GOAL OF THE EXERCISE »
Read the records below and copy each line that contains "Reference".

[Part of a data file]
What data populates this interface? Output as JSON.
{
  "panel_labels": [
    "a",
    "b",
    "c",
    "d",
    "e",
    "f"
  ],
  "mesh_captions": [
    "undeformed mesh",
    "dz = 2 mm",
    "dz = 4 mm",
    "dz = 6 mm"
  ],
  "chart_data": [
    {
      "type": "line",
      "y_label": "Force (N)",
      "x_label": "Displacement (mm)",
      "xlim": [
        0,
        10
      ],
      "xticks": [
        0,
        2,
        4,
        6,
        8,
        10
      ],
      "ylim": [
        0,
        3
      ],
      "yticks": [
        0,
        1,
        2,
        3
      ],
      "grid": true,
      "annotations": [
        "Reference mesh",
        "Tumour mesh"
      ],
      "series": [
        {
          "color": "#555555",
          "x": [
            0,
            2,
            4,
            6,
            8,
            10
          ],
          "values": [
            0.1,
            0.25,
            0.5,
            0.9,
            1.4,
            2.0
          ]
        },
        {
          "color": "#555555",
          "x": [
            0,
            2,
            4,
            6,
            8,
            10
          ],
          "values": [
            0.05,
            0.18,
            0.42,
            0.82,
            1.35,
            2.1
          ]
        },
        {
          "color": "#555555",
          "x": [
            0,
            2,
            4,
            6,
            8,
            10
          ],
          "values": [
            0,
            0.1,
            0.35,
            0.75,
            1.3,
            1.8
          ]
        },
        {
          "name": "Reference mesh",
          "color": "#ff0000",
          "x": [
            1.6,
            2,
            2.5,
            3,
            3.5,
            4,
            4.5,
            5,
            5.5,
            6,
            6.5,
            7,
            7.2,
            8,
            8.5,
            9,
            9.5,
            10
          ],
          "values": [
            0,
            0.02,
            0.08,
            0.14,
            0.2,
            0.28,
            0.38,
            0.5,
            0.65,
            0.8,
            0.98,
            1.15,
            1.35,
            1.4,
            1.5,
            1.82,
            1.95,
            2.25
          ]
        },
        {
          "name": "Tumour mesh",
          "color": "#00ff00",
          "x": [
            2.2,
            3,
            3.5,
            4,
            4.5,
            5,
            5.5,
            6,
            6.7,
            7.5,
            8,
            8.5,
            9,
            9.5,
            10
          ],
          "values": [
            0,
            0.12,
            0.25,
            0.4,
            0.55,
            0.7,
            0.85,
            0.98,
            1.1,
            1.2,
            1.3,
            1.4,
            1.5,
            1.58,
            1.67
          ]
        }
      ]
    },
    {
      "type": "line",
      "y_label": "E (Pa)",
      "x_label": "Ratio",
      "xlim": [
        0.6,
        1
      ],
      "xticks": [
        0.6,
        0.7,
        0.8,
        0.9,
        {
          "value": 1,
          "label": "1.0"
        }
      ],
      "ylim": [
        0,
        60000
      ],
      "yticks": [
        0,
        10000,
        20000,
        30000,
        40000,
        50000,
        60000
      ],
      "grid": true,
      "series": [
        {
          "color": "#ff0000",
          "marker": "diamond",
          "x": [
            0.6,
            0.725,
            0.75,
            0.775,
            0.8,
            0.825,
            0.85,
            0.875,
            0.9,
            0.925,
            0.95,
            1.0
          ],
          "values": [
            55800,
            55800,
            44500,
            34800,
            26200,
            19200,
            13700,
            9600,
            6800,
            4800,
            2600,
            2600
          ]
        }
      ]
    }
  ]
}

RESULT OF THE EXERCISE »
        "Reference mesh",
          "name": "Reference mesh",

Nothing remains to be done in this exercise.